Copy down all of the data underneath, exactly as shown.

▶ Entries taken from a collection
--- START ---

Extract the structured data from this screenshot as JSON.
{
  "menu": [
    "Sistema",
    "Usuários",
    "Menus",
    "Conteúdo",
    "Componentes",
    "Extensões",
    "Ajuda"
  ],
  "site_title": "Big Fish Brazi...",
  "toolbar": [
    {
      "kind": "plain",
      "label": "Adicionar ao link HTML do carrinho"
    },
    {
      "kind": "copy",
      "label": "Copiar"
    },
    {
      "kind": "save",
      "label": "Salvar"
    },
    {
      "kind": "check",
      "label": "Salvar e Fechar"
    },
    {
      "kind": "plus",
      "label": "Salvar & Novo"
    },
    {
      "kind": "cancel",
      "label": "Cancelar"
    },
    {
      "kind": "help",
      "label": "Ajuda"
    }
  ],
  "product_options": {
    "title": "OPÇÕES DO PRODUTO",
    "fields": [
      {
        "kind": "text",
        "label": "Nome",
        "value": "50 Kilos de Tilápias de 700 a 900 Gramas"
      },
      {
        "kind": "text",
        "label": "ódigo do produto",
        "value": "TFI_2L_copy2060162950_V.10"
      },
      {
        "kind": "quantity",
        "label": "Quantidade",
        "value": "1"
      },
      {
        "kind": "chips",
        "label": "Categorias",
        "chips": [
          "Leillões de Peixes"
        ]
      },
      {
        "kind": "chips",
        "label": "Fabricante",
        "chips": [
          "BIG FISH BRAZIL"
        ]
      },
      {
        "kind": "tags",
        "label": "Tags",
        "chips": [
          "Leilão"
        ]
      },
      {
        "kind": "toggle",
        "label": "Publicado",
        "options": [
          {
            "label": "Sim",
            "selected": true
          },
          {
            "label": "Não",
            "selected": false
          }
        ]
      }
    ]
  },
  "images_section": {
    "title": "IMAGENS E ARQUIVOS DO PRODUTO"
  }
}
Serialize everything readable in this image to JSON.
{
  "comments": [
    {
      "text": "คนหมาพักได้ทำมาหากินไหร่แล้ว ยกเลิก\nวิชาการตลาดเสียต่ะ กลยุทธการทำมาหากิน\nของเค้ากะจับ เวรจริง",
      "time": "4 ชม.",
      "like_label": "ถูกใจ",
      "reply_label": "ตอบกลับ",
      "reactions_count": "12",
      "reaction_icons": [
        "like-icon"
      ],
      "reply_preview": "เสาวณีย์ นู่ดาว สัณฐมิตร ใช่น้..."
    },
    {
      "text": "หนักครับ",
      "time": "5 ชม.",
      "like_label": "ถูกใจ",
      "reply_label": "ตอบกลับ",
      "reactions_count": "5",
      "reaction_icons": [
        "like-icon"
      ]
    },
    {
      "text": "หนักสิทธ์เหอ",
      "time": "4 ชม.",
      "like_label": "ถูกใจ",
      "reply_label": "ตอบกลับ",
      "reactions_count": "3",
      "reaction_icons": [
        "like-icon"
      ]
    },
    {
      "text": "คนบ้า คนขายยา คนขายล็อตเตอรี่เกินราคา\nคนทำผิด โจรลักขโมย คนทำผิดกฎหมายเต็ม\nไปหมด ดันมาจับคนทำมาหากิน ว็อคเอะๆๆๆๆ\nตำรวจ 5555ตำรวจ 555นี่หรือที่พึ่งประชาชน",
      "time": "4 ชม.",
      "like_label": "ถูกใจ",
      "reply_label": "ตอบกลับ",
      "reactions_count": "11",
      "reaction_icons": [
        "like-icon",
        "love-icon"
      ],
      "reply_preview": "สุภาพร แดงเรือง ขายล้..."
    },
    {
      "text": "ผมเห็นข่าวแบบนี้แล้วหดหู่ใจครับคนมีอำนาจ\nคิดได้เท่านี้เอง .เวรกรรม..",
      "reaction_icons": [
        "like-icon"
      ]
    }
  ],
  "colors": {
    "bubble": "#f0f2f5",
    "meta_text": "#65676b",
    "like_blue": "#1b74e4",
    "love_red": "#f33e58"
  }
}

--- END ---

▶ Task solution
Extract the structured data from this screenshot as JSON.
{
  "menu": [
    "Sistema",
    "Usuários",
    "Menus",
    "Conteúdo",
    "Componentes",
    "Extensões",
    "Ajuda"
  ],
  "site_title": "Big Fish Brazi...",
  "toolbar": [
    {
      "kind": "plain",
      "label": "Adicionar ao link HTML do carrinho"
    },
    {
      "kind": "copy",
      "label": "Copiar"
    },
    {
      "kind": "save",
      "label": "Salvar"
    },
    {
      "kind": "check",
      "label": "Salvar e Fechar"
    },
    {
      "kind": "plus",
      "label": "Salvar & Novo"
    },
    {
      "kind": "cancel",
      "label": "Cancelar"
    },
    {
      "kind": "help",
      "label": "Ajuda"
    }
  ],
  "product_options": {
    "title": "OPÇÕES DO PRODUTO",
    "fields": [
      {
        "kind": "text",
        "label": "Nome",
        "value": "50 Kilos de Tilápias de 700 a 900 Gramas"
      },
      {
        "kind": "text",
        "label": "ódigo do produto",
        "value": "TFI_2L_copy2060162950_V.10"
      },
      {
        "kind": "quantity",
        "label": "Quantidade",
        "value": "1"
      },
      {
        "kind": "chips",
        "label": "Categorias",
        "chips": [
          "Leillões de Peixes"
        ]
      },
      {
        "kind": "chips",
        "label": "Fabricante",
        "chips": [
          "BIG FISH BRAZIL"
        ]
      },
      {
        "kind": "tags",
        "label": "Tags",
        "chips": [
          "Leilão"
        ]
      },
      {
        "kind": "toggle",
        "label": "Publicado",
        "options": [
          {
            "label": "Sim",
            "selected": true
          },
          {
            "label": "Não",
            "selected": false
          }
        ]
      }
    ]
  },
  "images_section": {
    "title": "IMAGENS E ARQUIVOS DO PRODUTO"
  }
}
Serialize everything readable in this image to JSON.
{
  "comments": [
    {
      "text": "คนหมาพักได้ทำมาหากินไหร่แล้ว ยกเลิก\nวิชาการตลาดเสียต่ะ กลยุทธการทำมาหากิน\nของเค้ากะจับ เวรจริง",
      "time": "4 ชม.",
      "like_label": "ถูกใจ",
      "reply_label": "ตอบกลับ",
      "reactions_count": "12",
      "reaction_icons": [
        "like-icon"
      ],
      "reply_preview": "เสาวณีย์ นู่ดาว สัณฐมิตร ใช่น้..."
    },
    {
      "text": "หนักครับ",
      "time": "5 ชม.",
      "like_label": "ถูกใจ",
      "reply_label": "ตอบกลับ",
      "reactions_count": "5",
      "reaction_icons": [
        "like-icon"
      ]
    },
    {
      "text": "หนักสิทธ์เหอ",
      "time": "4 ชม.",
      "like_label": "ถูกใจ",
      "reply_label": "ตอบกลับ",
      "reactions_count": "3",
      "reaction_icons": [
        "like-icon"
      ]
    },
    {
      "text": "คนบ้า คนขายยา คนขายล็อตเตอรี่เกินราคา\nคนทำผิด โจรลักขโมย คนทำผิดกฎหมายเต็ม\nไปหมด ดันมาจับคนทำมาหากิน ว็อคเอะๆๆๆๆ\nตำรวจ 5555ตำรวจ 555นี่หรือที่พึ่งประชาชน",
      "time": "4 ชม.",
      "like_label": "ถูกใจ",
      "reply_label": "ตอบกลับ",
      "reactions_count": "11",
      "reaction_icons": [
        "like-icon",
        "love-icon"
      ],
      "reply_preview": "สุภาพร แดงเรือง ขายล้..."
    },
    {
      "text": "ผมเห็นข่าวแบบนี้แล้วหดหู่ใจครับคนมีอำนาจ\nคิดได้เท่านี้เอง .เวรกรรม..",
      "reaction_icons": [
        "like-icon"
      ]
    }
  ],
  "colors": {
    "bubble": "#f0f2f5",
    "meta_text": "#65676b",
    "like_blue": "#1b74e4",
    "love_red": "#f33e58"
  }
}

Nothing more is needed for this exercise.